**DATASET RECORDS:**
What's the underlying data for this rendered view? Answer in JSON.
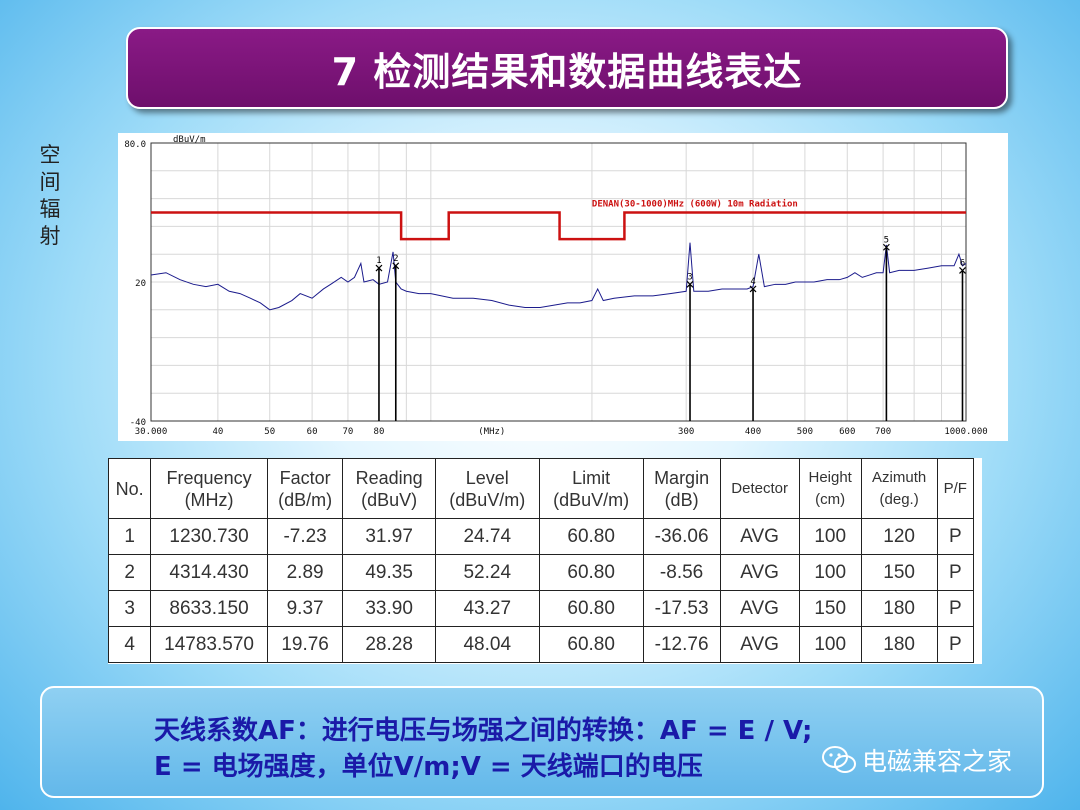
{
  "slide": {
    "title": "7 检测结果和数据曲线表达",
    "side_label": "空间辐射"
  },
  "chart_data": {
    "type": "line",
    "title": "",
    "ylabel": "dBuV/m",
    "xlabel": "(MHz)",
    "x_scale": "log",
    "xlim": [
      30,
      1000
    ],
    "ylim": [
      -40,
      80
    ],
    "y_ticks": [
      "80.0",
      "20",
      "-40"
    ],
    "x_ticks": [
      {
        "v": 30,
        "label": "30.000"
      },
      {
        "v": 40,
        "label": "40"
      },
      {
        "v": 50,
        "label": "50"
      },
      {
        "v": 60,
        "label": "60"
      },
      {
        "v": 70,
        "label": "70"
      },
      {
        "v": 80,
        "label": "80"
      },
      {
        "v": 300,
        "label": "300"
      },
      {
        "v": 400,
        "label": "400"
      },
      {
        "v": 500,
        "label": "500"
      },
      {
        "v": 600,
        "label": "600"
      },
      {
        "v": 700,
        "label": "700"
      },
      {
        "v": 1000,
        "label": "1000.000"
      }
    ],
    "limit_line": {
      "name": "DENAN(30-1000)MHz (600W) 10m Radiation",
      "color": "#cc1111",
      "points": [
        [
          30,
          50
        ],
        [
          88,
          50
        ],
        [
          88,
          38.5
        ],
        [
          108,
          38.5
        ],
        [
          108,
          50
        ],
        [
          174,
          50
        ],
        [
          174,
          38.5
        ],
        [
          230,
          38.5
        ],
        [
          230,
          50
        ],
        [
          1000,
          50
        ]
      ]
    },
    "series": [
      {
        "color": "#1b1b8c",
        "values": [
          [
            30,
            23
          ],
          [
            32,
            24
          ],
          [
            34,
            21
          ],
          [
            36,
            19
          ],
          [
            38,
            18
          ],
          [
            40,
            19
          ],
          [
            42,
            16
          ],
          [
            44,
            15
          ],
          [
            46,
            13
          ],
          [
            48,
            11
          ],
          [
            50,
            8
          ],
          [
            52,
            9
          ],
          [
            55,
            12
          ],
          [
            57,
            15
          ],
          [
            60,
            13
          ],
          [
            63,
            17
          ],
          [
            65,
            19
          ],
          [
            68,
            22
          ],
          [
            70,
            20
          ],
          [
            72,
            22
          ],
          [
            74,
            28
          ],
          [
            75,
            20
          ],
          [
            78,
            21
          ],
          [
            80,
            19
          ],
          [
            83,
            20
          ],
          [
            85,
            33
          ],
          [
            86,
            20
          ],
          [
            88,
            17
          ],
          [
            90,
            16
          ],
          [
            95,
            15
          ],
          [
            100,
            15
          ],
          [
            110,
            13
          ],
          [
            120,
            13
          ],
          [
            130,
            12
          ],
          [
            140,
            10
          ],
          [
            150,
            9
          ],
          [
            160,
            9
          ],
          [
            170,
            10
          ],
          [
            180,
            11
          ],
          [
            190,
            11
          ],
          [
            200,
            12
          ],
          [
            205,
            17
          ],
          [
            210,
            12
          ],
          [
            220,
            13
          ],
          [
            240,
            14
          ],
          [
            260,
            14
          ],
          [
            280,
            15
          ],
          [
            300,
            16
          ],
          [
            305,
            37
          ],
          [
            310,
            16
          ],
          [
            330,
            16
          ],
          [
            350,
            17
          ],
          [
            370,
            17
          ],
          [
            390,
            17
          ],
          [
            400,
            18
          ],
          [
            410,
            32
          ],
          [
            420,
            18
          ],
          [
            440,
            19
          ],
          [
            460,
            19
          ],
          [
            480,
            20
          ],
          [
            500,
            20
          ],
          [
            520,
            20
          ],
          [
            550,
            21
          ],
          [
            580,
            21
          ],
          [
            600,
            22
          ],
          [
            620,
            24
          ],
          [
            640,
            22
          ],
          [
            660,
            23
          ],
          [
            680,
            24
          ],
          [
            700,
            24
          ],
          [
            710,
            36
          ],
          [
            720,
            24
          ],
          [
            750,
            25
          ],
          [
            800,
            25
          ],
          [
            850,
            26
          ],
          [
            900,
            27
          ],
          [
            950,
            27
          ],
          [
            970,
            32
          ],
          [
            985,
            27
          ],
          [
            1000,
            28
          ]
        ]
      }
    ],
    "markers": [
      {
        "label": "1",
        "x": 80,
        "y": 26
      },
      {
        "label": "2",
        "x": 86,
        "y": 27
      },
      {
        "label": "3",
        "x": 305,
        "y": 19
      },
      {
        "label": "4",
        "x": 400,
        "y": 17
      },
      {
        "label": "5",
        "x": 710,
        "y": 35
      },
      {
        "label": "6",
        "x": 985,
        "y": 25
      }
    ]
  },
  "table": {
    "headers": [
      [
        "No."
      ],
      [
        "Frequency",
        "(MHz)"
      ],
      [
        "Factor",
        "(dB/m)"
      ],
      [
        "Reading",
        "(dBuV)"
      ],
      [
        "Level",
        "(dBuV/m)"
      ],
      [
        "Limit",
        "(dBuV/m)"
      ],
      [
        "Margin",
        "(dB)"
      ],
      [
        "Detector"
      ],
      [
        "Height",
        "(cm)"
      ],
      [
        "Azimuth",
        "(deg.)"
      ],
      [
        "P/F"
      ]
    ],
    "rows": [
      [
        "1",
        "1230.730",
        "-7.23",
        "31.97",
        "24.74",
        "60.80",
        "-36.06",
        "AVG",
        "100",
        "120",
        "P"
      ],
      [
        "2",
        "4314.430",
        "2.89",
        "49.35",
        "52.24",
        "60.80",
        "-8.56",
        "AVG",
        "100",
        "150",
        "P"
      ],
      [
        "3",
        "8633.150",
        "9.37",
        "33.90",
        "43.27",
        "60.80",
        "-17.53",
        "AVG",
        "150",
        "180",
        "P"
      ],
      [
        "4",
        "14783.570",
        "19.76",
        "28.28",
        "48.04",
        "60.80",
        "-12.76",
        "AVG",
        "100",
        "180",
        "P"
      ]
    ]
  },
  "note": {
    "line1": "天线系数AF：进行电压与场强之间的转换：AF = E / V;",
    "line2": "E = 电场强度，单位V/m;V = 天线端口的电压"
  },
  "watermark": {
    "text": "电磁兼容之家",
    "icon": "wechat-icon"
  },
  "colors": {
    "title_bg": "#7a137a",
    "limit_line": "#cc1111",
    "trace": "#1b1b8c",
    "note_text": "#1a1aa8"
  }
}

* * *

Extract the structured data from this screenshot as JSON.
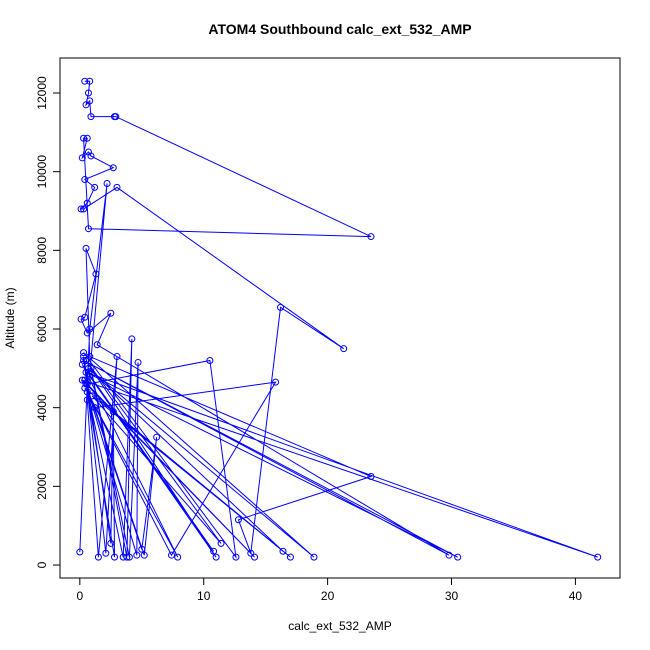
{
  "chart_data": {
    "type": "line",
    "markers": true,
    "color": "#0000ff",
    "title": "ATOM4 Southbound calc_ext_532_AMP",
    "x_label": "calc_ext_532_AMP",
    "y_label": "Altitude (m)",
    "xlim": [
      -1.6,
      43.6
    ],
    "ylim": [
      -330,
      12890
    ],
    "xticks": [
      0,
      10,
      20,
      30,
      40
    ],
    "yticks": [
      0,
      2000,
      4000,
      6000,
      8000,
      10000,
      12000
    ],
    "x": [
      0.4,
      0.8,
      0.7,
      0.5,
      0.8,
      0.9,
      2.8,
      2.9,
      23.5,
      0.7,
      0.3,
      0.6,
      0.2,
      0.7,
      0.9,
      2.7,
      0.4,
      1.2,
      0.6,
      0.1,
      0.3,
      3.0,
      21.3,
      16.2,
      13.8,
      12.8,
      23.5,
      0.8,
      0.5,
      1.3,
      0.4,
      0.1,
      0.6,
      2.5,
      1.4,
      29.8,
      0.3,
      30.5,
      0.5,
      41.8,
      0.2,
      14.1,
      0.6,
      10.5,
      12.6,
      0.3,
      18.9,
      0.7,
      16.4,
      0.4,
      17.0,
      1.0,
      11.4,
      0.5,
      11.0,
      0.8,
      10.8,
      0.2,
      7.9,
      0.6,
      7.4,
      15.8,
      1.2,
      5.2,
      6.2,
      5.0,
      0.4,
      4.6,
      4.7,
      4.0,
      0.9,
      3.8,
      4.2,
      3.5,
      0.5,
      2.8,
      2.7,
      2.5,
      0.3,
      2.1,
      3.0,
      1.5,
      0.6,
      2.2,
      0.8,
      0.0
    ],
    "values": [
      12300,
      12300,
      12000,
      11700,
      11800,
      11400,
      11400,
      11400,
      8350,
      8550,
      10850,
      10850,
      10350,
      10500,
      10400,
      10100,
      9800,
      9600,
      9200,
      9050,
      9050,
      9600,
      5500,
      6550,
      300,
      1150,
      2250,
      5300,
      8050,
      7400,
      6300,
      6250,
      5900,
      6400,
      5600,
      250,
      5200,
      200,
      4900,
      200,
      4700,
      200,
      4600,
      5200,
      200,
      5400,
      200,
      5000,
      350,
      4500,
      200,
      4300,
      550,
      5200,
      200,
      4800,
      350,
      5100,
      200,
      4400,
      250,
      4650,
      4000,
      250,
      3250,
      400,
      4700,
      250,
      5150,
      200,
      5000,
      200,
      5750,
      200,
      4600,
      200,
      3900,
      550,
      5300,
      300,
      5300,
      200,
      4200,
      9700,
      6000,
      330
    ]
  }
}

**GOAL:**
Find the lines that include the string "JSON", then copy each of them.

**EXERCISE OUTPUT:**
What's the underlying data for this rendered view? Answer in JSON.
Extract the structured data from this screenshot as JSON.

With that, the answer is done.